## PROVIDED INFORMATION:
<<<<

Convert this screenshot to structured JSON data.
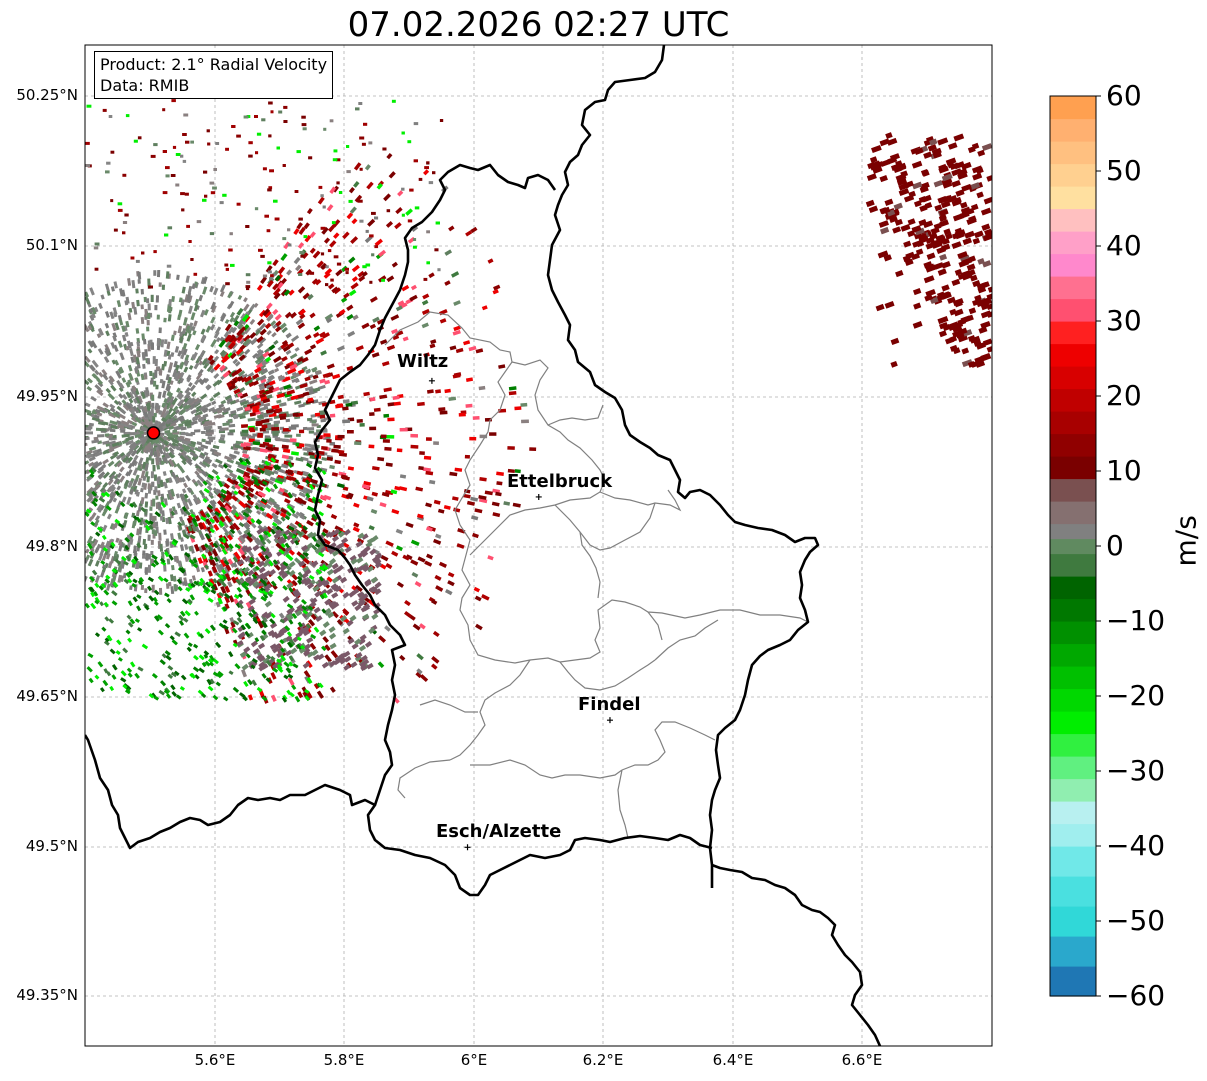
{
  "title": "07.02.2026 02:27 UTC",
  "info_box": {
    "product": "Product: 2.1° Radial Velocity",
    "data": "Data: RMIB"
  },
  "latitude_ticks": [
    "50.25°N",
    "50.1°N",
    "49.95°N",
    "49.8°N",
    "49.65°N",
    "49.5°N",
    "49.35°N"
  ],
  "longitude_ticks": [
    "5.6°E",
    "5.8°E",
    "6°E",
    "6.2°E",
    "6.4°E",
    "6.6°E"
  ],
  "cities": [
    {
      "name": "Wiltz",
      "lon": 5.935,
      "lat": 49.966
    },
    {
      "name": "Ettelbruck",
      "lon": 6.1,
      "lat": 49.85
    },
    {
      "name": "Findel",
      "lon": 6.21,
      "lat": 49.627
    },
    {
      "name": "Esch/Alzette",
      "lon": 5.99,
      "lat": 49.5
    }
  ],
  "radar_site": {
    "lon": 5.505,
    "lat": 49.914
  },
  "colorbar": {
    "label": "m/s",
    "min": -60,
    "max": 60,
    "ticks": [
      "60",
      "50",
      "40",
      "30",
      "20",
      "10",
      "0",
      "−10",
      "−20",
      "−30",
      "−40",
      "−50",
      "−60"
    ]
  },
  "colors": {
    "approaching_dark": "#006400",
    "approaching_bright": "#00ee00",
    "zero": "#7f7f7f",
    "receding_dark": "#7a0000",
    "receding_bright": "#ee0000",
    "pink": "#ff88cc",
    "cyan": "#30d8d8",
    "orange": "#ffa050"
  }
}
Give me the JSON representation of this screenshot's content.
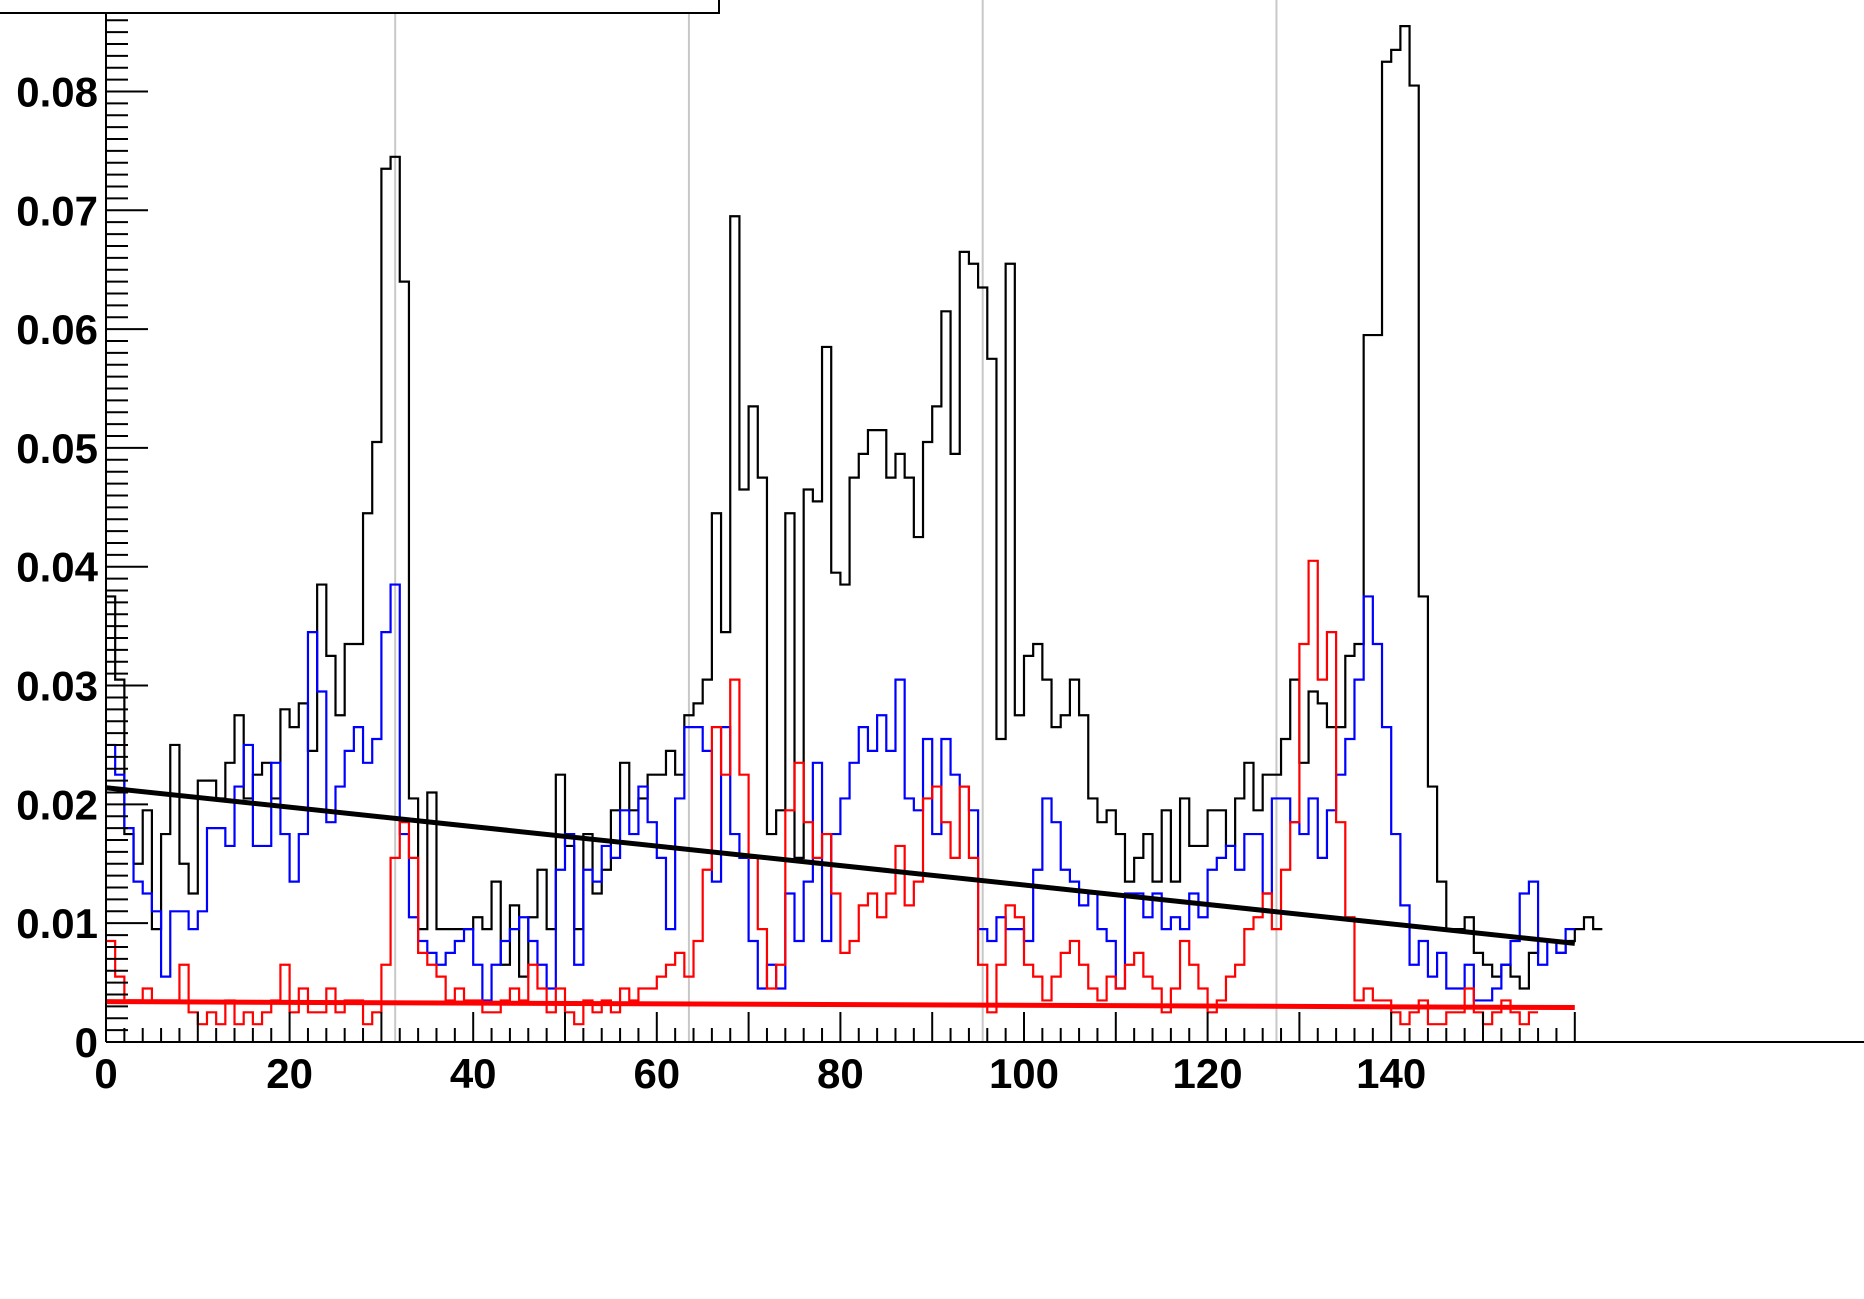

>>>>

## WHAT THE EXERCISE ASKS:
Repeat the material exactly as it reads, without any of its pictures.

## WRITTEN SOLUTION:
Convert this screenshot to structured JSON data.
{
  "title": "07.02.2026 02:27 UTC",
  "info_box": {
    "product": "Product: 2.1° Radial Velocity",
    "data": "Data: RMIB"
  },
  "latitude_ticks": [
    "50.25°N",
    "50.1°N",
    "49.95°N",
    "49.8°N",
    "49.65°N",
    "49.5°N",
    "49.35°N"
  ],
  "longitude_ticks": [
    "5.6°E",
    "5.8°E",
    "6°E",
    "6.2°E",
    "6.4°E",
    "6.6°E"
  ],
  "cities": [
    {
      "name": "Wiltz",
      "lon": 5.935,
      "lat": 49.966
    },
    {
      "name": "Ettelbruck",
      "lon": 6.1,
      "lat": 49.85
    },
    {
      "name": "Findel",
      "lon": 6.21,
      "lat": 49.627
    },
    {
      "name": "Esch/Alzette",
      "lon": 5.99,
      "lat": 49.5
    }
  ],
  "radar_site": {
    "lon": 5.505,
    "lat": 49.914
  },
  "colorbar": {
    "label": "m/s",
    "min": -60,
    "max": 60,
    "ticks": [
      "60",
      "50",
      "40",
      "30",
      "20",
      "10",
      "0",
      "−10",
      "−20",
      "−30",
      "−40",
      "−50",
      "−60"
    ]
  },
  "colors": {
    "approaching_dark": "#006400",
    "approaching_bright": "#00ee00",
    "zero": "#7f7f7f",
    "receding_dark": "#7a0000",
    "receding_bright": "#ee0000",
    "pink": "#ff88cc",
    "cyan": "#30d8d8",
    "orange": "#ffa050"
  }
}
Give me the JSON representation of this screenshot's content.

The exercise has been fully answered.